### Required task:
Work through the data below line by line and say how many lines hold "anys"; give only the number.

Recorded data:
################
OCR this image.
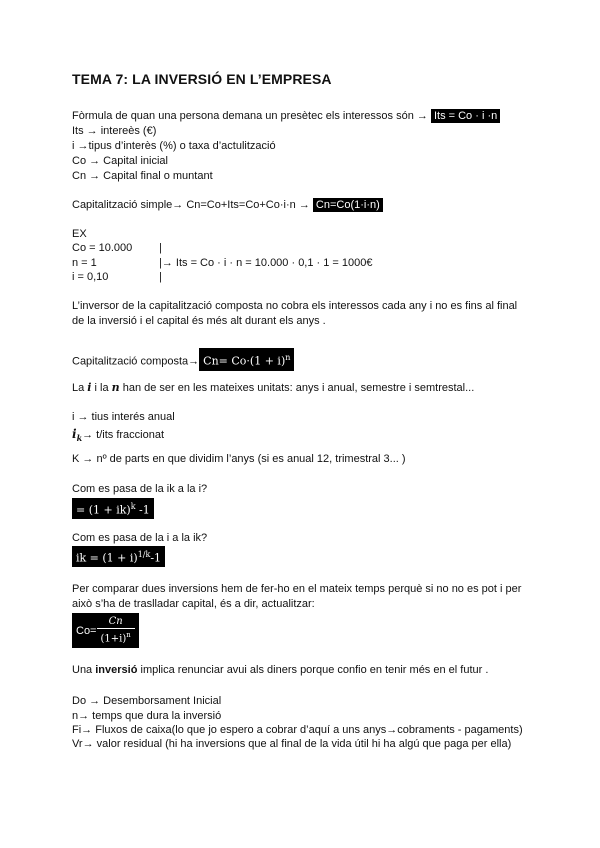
TEMA 7: LA INVERSIÓ EN L’EMPRESA
Fòrmula de quan una persona demana un presètec els interessos són → Its = Co · i ·n
Its → intereès (€)
i →tipus d’interès (%) o taxa d’actulització
Co → Capital inicial
Cn → Capital final o muntant
Capitalització simple→ Cn=Co+Its=Co+Co·i·n → Cn=Co(1·i·n)
EX
Co = 10.000 |
n = 1	|→ Its = Co · i · n = 10.000 · 0,1 · 1 = 1000€
i = 0,10	|
L’inversor de la capitalització composta no cobra els interessos cada any i no es fins al final
de la inversió i el capital és més alt durant els anys .
Capitalització composta→ $Cn= Co\cdot(1 + i)^n$
La i i la n han de ser en les mateixes unitats: anys i anual, semestre i semtrestal...
i → tius interés anual
$i_k\to t/its$ fraccionat
K → nº de parts en que dividim l’anys (si es anual 12, trimestral 3... )
Com es pasa de la ik a la i?
= (1 + ik)$^k$ -1
Com es pasa de la i a la ik?
ik = $(1 + i)^{1/k}-1$
Per comparar dues inversions hem de fer-ho en el mateix temps perquè si no no es pot i per
això s’ha de traslladar capital, és a dir, actualitzar:
$Co= \frac{Cn}{(1+i)^n}$
Una inversió implica renunciar avui als diners porque confio en tenir més en el futur .
Do → Desemborsament Inicial
n→ temps que dura la inversió
Fi→ Fluxos de caixa(lo que jo espero a cobrar d’aquí a uns anys→cobraments - pagaments)
Vr→ valor residual (hi ha inversions que al final de la vida útil hi ha algú que paga per ella)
################
### Written answer:
4